> [What needs to be done]:
Copy the data from its first line through the line containing "deviation-red: [1654, 224, 1673, 270]", swapping "clock-value" for "clock-reading" and leaving everything else unchanged.

◇ ◇ ◇ ◇

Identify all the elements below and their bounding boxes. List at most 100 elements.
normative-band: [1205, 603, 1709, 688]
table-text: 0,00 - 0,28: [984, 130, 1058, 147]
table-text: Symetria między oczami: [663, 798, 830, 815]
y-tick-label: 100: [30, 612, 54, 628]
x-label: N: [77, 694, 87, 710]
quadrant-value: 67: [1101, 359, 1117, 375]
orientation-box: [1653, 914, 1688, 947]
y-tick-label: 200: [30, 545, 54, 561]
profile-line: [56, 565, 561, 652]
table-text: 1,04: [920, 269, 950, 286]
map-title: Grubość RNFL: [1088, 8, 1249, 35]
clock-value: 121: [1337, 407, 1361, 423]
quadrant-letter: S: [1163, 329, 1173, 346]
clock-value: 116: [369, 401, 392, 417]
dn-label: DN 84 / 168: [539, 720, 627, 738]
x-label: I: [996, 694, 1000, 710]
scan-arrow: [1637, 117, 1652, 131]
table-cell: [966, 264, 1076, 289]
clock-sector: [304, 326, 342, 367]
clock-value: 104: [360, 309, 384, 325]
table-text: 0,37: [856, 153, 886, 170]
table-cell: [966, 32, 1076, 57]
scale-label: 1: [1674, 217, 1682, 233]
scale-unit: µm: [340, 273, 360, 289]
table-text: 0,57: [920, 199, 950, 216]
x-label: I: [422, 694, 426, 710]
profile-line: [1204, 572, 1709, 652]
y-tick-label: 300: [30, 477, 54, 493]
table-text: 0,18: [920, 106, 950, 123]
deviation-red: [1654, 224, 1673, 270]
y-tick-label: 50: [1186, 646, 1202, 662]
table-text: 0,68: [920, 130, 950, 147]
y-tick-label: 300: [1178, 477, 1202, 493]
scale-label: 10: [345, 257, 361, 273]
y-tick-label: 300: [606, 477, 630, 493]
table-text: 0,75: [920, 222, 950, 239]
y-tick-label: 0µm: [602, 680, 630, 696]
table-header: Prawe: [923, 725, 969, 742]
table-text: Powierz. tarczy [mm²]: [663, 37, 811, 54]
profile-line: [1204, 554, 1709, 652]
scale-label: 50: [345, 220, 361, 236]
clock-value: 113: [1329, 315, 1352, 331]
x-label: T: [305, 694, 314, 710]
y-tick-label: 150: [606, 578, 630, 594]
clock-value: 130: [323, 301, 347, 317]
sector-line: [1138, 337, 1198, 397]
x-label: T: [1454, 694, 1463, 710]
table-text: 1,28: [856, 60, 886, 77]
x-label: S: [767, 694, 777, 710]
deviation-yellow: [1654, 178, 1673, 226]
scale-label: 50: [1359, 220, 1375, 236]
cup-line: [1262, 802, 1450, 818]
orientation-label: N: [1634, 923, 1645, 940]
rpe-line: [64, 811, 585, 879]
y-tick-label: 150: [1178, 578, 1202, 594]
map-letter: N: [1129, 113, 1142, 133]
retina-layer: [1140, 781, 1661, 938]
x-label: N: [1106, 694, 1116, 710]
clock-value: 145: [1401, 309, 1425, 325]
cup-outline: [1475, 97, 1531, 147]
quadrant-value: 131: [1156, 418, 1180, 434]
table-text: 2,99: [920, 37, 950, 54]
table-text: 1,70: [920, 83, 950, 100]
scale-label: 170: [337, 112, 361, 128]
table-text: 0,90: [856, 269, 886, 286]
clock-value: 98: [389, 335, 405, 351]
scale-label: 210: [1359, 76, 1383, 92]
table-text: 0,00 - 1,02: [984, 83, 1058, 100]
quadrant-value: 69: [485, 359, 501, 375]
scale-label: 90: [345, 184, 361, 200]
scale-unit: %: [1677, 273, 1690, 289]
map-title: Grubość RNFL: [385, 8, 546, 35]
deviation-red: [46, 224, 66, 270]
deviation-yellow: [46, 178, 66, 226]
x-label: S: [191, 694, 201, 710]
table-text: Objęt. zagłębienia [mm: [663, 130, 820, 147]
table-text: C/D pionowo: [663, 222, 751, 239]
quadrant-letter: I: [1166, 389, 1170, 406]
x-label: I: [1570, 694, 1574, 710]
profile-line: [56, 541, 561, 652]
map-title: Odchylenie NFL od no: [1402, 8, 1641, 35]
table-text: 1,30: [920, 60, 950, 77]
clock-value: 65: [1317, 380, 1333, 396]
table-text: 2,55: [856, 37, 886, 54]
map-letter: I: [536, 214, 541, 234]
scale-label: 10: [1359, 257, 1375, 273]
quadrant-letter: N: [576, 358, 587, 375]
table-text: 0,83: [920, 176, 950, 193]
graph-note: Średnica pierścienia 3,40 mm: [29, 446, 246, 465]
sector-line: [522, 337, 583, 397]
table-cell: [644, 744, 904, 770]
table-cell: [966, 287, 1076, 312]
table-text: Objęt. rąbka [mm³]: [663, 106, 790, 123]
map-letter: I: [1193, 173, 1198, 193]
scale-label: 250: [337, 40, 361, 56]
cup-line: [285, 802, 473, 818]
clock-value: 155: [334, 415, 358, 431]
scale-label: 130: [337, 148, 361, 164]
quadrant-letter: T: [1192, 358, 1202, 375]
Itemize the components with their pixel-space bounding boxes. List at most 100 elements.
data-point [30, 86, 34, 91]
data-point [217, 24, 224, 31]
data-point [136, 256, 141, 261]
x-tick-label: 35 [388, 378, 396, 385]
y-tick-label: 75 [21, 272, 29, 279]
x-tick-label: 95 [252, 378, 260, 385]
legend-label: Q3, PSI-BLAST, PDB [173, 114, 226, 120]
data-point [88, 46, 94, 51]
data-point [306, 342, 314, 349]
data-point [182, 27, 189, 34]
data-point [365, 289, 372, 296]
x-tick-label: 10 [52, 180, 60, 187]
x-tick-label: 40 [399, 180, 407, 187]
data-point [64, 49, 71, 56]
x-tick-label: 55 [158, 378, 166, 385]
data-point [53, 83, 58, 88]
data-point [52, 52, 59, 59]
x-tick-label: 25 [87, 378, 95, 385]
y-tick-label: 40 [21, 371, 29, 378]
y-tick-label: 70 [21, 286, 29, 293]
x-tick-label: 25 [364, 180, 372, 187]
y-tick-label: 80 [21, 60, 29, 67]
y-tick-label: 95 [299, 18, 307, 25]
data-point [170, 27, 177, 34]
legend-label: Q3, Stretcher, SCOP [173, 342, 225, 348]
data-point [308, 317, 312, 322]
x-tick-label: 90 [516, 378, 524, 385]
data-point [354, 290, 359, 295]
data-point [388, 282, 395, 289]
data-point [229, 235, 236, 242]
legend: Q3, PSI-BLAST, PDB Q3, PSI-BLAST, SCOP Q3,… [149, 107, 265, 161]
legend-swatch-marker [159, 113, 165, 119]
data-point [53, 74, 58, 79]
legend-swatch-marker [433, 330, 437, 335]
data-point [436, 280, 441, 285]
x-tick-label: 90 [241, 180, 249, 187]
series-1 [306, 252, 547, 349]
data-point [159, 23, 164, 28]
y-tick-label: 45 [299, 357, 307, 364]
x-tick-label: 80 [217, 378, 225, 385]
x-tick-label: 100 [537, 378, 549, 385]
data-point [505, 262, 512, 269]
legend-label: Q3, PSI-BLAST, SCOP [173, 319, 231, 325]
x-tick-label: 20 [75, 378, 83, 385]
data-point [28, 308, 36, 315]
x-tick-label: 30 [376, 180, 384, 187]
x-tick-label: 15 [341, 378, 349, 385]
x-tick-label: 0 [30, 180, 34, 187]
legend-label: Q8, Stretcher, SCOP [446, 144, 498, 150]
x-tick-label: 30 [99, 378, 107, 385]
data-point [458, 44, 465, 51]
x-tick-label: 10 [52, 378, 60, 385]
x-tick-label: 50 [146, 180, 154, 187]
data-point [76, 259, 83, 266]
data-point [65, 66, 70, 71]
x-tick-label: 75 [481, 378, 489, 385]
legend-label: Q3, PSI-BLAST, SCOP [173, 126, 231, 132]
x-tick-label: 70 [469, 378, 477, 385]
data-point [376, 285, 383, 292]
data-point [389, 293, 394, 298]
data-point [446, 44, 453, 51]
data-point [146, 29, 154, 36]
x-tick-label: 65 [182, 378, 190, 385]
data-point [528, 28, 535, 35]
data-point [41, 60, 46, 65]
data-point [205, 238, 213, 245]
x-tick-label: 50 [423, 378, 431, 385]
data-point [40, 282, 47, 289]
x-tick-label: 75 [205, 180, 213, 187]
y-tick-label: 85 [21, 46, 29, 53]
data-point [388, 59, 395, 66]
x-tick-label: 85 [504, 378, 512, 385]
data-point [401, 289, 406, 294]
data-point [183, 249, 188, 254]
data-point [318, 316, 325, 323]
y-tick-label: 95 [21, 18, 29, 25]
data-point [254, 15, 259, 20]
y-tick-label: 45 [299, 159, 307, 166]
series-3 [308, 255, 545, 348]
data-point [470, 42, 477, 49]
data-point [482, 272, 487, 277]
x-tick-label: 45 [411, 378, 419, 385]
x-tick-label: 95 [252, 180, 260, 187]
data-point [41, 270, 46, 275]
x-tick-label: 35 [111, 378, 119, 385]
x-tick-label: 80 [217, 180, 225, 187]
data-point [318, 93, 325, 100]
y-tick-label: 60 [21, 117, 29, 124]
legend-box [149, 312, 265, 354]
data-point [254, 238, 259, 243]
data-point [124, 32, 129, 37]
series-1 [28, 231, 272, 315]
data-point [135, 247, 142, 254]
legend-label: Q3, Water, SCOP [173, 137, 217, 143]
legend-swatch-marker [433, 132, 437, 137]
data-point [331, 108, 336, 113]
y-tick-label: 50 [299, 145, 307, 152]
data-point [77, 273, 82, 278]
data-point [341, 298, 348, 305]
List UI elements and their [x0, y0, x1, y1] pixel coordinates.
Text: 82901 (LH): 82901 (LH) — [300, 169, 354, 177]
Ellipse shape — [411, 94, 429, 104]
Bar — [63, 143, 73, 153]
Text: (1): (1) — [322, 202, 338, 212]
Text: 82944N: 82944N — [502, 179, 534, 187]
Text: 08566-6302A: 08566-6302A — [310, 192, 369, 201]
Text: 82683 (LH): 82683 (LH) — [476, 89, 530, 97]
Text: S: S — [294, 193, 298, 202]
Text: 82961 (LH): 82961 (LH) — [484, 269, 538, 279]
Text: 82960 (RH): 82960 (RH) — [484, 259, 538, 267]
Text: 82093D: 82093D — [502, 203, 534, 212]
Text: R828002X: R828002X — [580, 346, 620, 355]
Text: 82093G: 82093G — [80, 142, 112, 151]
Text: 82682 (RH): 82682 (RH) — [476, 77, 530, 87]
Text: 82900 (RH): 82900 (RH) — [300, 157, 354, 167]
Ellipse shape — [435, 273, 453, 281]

◇ ◇ ◇ ◇

> [Expected output]:
Identify all the elements below and their bounding boxes. List at most 100 elements.
normative-band: [1205, 603, 1709, 688]
table-text: 0,00 - 0,28: [984, 130, 1058, 147]
table-text: Symetria między oczami: [663, 798, 830, 815]
y-tick-label: 100: [30, 612, 54, 628]
x-label: N: [77, 694, 87, 710]
quadrant-value: 67: [1101, 359, 1117, 375]
orientation-box: [1653, 914, 1688, 947]
y-tick-label: 200: [30, 545, 54, 561]
profile-line: [56, 565, 561, 652]
table-text: 1,04: [920, 269, 950, 286]
map-title: Grubość RNFL: [1088, 8, 1249, 35]
clock-reading: 121: [1337, 407, 1361, 423]
quadrant-letter: S: [1163, 329, 1173, 346]
clock-reading: 116: [369, 401, 392, 417]
dn-label: DN 84 / 168: [539, 720, 627, 738]
x-label: I: [996, 694, 1000, 710]
scan-arrow: [1637, 117, 1652, 131]
table-cell: [966, 264, 1076, 289]
clock-sector: [304, 326, 342, 367]
clock-reading: 104: [360, 309, 384, 325]
table-text: 0,37: [856, 153, 886, 170]
table-cell: [966, 32, 1076, 57]
scale-label: 1: [1674, 217, 1682, 233]
scale-unit: µm: [340, 273, 360, 289]
table-text: 0,57: [920, 199, 950, 216]
x-label: I: [422, 694, 426, 710]
profile-line: [1204, 572, 1709, 652]
y-tick-label: 300: [30, 477, 54, 493]
table-text: 0,18: [920, 106, 950, 123]
deviation-red: [1654, 224, 1673, 270]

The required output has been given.